» **What to work on**
Check each line of the records below and collect those holding "Convert".

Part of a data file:
-.-.-

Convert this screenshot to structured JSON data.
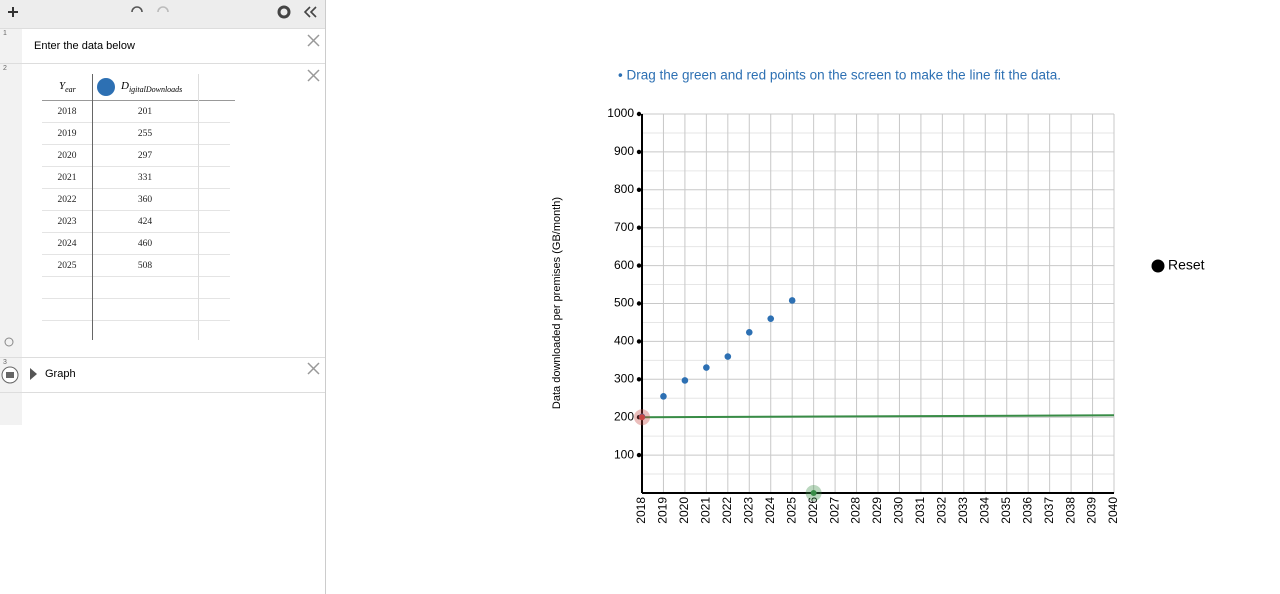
{
  "expressions": [
    {
      "number": "1",
      "text": "Enter the data below"
    },
    {
      "number": "2",
      "table": {
        "columns": [
          {
            "symbol": "Y",
            "subscript": "ear"
          },
          {
            "symbol": "D",
            "subscript": "igitalDownloads"
          }
        ],
        "rows": [
          [
            2018,
            201
          ],
          [
            2019,
            255
          ],
          [
            2020,
            297
          ],
          [
            2021,
            331
          ],
          [
            2022,
            360
          ],
          [
            2023,
            424
          ],
          [
            2024,
            460
          ],
          [
            2025,
            508
          ]
        ]
      }
    },
    {
      "number": "3",
      "text": "Graph"
    }
  ],
  "chart_data": {
    "type": "scatter",
    "instruction": "• Drag the green and red points on the screen to make the line fit the data.",
    "y_label": "Data downloaded per premises (GB/month)",
    "reset": "Reset",
    "x": [
      2018,
      2019,
      2020,
      2021,
      2022,
      2023,
      2024,
      2025
    ],
    "values": [
      201,
      255,
      297,
      331,
      360,
      424,
      460,
      508
    ],
    "color": "#2d70b3",
    "xlim": [
      2018,
      2040
    ],
    "xticks": [
      2018,
      2019,
      2020,
      2021,
      2022,
      2023,
      2024,
      2025,
      2026,
      2027,
      2028,
      2029,
      2030,
      2031,
      2032,
      2033,
      2034,
      2035,
      2036,
      2037,
      2038,
      2039,
      2040
    ],
    "ylim": [
      0,
      1000
    ],
    "yticks": [
      100,
      200,
      300,
      400,
      500,
      600,
      700,
      800,
      900,
      1000
    ],
    "minor_yticks": [
      50,
      150,
      250,
      350,
      450,
      550,
      650,
      750,
      850,
      950
    ],
    "grid": true,
    "fit_line": {
      "x": [
        2018,
        2040
      ],
      "values": [
        200,
        205
      ],
      "color": "#388c46"
    },
    "handles": {
      "x": [
        2018,
        2026
      ],
      "values": [
        200,
        0
      ],
      "colors": [
        "#c74440",
        "#388c46"
      ]
    }
  }
}
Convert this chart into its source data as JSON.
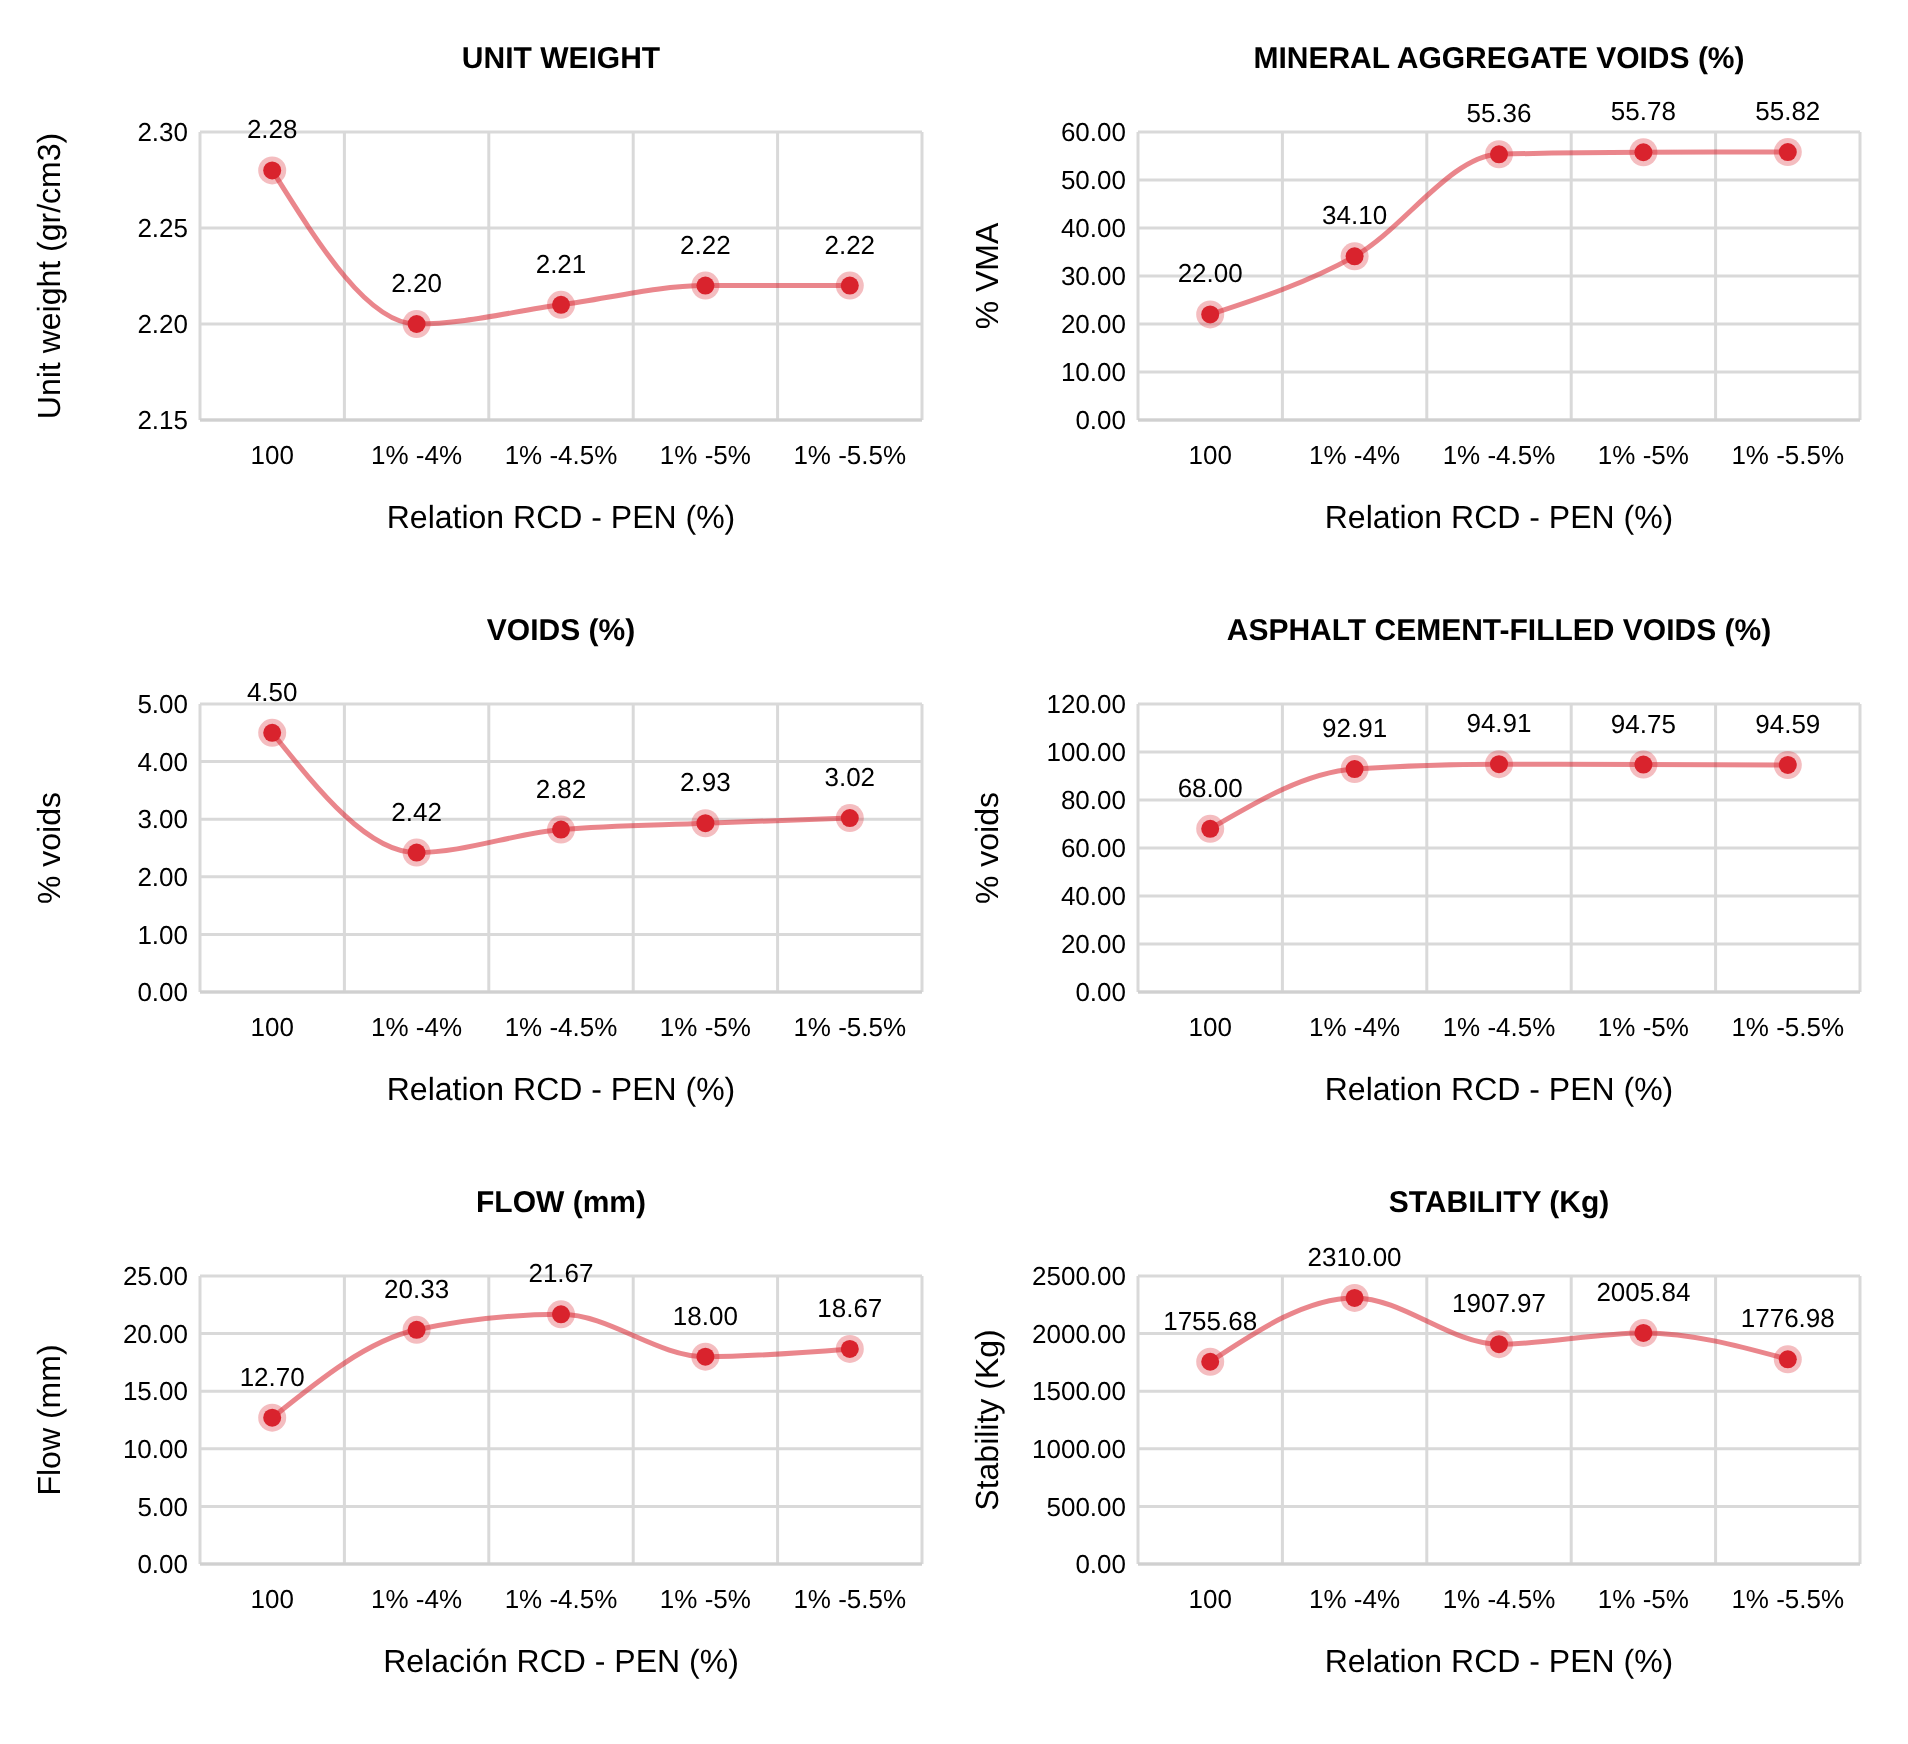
{
  "chart_data": [
    {
      "type": "line",
      "title": "UNIT WEIGHT",
      "xlabel": "Relation RCD - PEN (%)",
      "ylabel": "Unit weight (gr/cm3)",
      "categories": [
        "100",
        "1% -4%",
        "1% -4.5%",
        "1% -5%",
        "1% -5.5%"
      ],
      "series": [
        {
          "color": "#d9232d",
          "values": [
            2.28,
            2.2,
            2.21,
            2.22,
            2.22
          ],
          "value_labels": [
            "2.28",
            "2.20",
            "2.21",
            "2.22",
            "2.22"
          ]
        }
      ],
      "ylim": [
        2.15,
        2.3
      ],
      "yticks": [
        {
          "value": 2.15,
          "label": "2.15"
        },
        {
          "value": 2.2,
          "label": "2.20"
        },
        {
          "value": 2.25,
          "label": "2.25"
        },
        {
          "value": 2.3,
          "label": "2.30"
        }
      ],
      "grid": true,
      "marker": "circle"
    },
    {
      "type": "line",
      "title": "MINERAL AGGREGATE VOIDS (%)",
      "xlabel": "Relation RCD - PEN (%)",
      "ylabel": "% VMA",
      "categories": [
        "100",
        "1% -4%",
        "1% -4.5%",
        "1% -5%",
        "1% -5.5%"
      ],
      "series": [
        {
          "color": "#d9232d",
          "values": [
            22,
            34.1,
            55.36,
            55.78,
            55.82
          ],
          "value_labels": [
            "22.00",
            "34.10",
            "55.36",
            "55.78",
            "55.82"
          ]
        }
      ],
      "ylim": [
        0,
        60
      ],
      "yticks": [
        {
          "value": 0,
          "label": "0.00"
        },
        {
          "value": 10,
          "label": "10.00"
        },
        {
          "value": 20,
          "label": "20.00"
        },
        {
          "value": 30,
          "label": "30.00"
        },
        {
          "value": 40,
          "label": "40.00"
        },
        {
          "value": 50,
          "label": "50.00"
        },
        {
          "value": 60,
          "label": "60.00"
        }
      ],
      "grid": true,
      "marker": "circle"
    },
    {
      "type": "line",
      "title": "VOIDS (%)",
      "xlabel": "Relation RCD - PEN (%)",
      "ylabel": "% voids",
      "categories": [
        "100",
        "1% -4%",
        "1% -4.5%",
        "1% -5%",
        "1% -5.5%"
      ],
      "series": [
        {
          "color": "#d9232d",
          "values": [
            4.5,
            2.42,
            2.82,
            2.93,
            3.02
          ],
          "value_labels": [
            "4.50",
            "2.42",
            "2.82",
            "2.93",
            "3.02"
          ]
        }
      ],
      "ylim": [
        0,
        5
      ],
      "yticks": [
        {
          "value": 0,
          "label": "0.00"
        },
        {
          "value": 1,
          "label": "1.00"
        },
        {
          "value": 2,
          "label": "2.00"
        },
        {
          "value": 3,
          "label": "3.00"
        },
        {
          "value": 4,
          "label": "4.00"
        },
        {
          "value": 5,
          "label": "5.00"
        }
      ],
      "grid": true,
      "marker": "circle"
    },
    {
      "type": "line",
      "title": "ASPHALT CEMENT-FILLED VOIDS (%)",
      "xlabel": "Relation RCD - PEN (%)",
      "ylabel": "% voids",
      "categories": [
        "100",
        "1% -4%",
        "1% -4.5%",
        "1% -5%",
        "1% -5.5%"
      ],
      "series": [
        {
          "color": "#d9232d",
          "values": [
            68,
            92.91,
            94.91,
            94.75,
            94.59
          ],
          "value_labels": [
            "68.00",
            "92.91",
            "94.91",
            "94.75",
            "94.59"
          ]
        }
      ],
      "ylim": [
        0,
        120
      ],
      "yticks": [
        {
          "value": 0,
          "label": "0.00"
        },
        {
          "value": 20,
          "label": "20.00"
        },
        {
          "value": 40,
          "label": "40.00"
        },
        {
          "value": 60,
          "label": "60.00"
        },
        {
          "value": 80,
          "label": "80.00"
        },
        {
          "value": 100,
          "label": "100.00"
        },
        {
          "value": 120,
          "label": "120.00"
        }
      ],
      "grid": true,
      "marker": "circle"
    },
    {
      "type": "line",
      "title": "FLOW (mm)",
      "xlabel": "Relación RCD - PEN (%)",
      "ylabel": "Flow (mm)",
      "categories": [
        "100",
        "1% -4%",
        "1% -4.5%",
        "1% -5%",
        "1% -5.5%"
      ],
      "series": [
        {
          "color": "#d9232d",
          "values": [
            12.7,
            20.33,
            21.67,
            18,
            18.67
          ],
          "value_labels": [
            "12.70",
            "20.33",
            "21.67",
            "18.00",
            "18.67"
          ]
        }
      ],
      "ylim": [
        0,
        25
      ],
      "yticks": [
        {
          "value": 0,
          "label": "0.00"
        },
        {
          "value": 5,
          "label": "5.00"
        },
        {
          "value": 10,
          "label": "10.00"
        },
        {
          "value": 15,
          "label": "15.00"
        },
        {
          "value": 20,
          "label": "20.00"
        },
        {
          "value": 25,
          "label": "25.00"
        }
      ],
      "grid": true,
      "marker": "circle"
    },
    {
      "type": "line",
      "title": "STABILITY (Kg)",
      "xlabel": "Relation RCD - PEN  (%)",
      "ylabel": "Stability  (Kg)",
      "categories": [
        "100",
        "1% -4%",
        "1% -4.5%",
        "1% -5%",
        "1% -5.5%"
      ],
      "series": [
        {
          "color": "#d9232d",
          "values": [
            1755.68,
            2310,
            1907.97,
            2005.84,
            1776.98
          ],
          "value_labels": [
            "1755.68",
            "2310.00",
            "1907.97",
            "2005.84",
            "1776.98"
          ]
        }
      ],
      "ylim": [
        0,
        2500
      ],
      "yticks": [
        {
          "value": 0,
          "label": "0.00"
        },
        {
          "value": 500,
          "label": "500.00"
        },
        {
          "value": 1000,
          "label": "1000.00"
        },
        {
          "value": 1500,
          "label": "1500.00"
        },
        {
          "value": 2000,
          "label": "2000.00"
        },
        {
          "value": 2500,
          "label": "2500.00"
        }
      ],
      "grid": true,
      "marker": "circle"
    }
  ]
}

-.-.-

» **Task output**
Convert this screenshot to structured JSON data.
Convert this chart into its source data as JSON.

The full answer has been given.